(Element and coordinate rows)

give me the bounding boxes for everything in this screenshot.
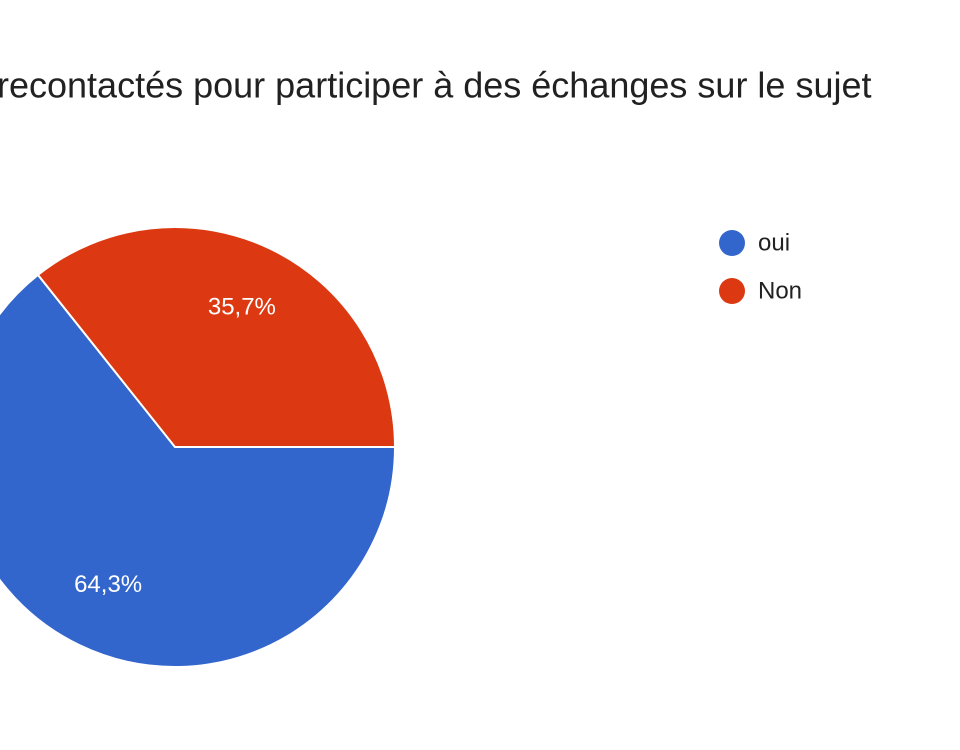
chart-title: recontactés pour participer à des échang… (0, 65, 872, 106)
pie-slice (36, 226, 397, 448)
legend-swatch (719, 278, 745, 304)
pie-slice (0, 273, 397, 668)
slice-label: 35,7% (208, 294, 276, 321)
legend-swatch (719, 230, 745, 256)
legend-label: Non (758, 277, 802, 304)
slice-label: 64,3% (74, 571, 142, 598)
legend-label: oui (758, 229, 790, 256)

→ **WORK REQUIRED**
Retype every one of the rows above line for line, with no changes, and leave the pictures out.

→ **PROBLEM SOLUTION**
give me the bounding boxes for everything in this screenshot.
chart-title: recontactés pour participer à des échang… (0, 65, 872, 106)
pie-slice (36, 226, 397, 448)
legend-swatch (719, 278, 745, 304)
pie-slice (0, 273, 397, 668)
slice-label: 35,7% (208, 294, 276, 321)
legend-swatch (719, 230, 745, 256)
legend-label: Non (758, 277, 802, 304)
slice-label: 64,3% (74, 571, 142, 598)
legend-label: oui (758, 229, 790, 256)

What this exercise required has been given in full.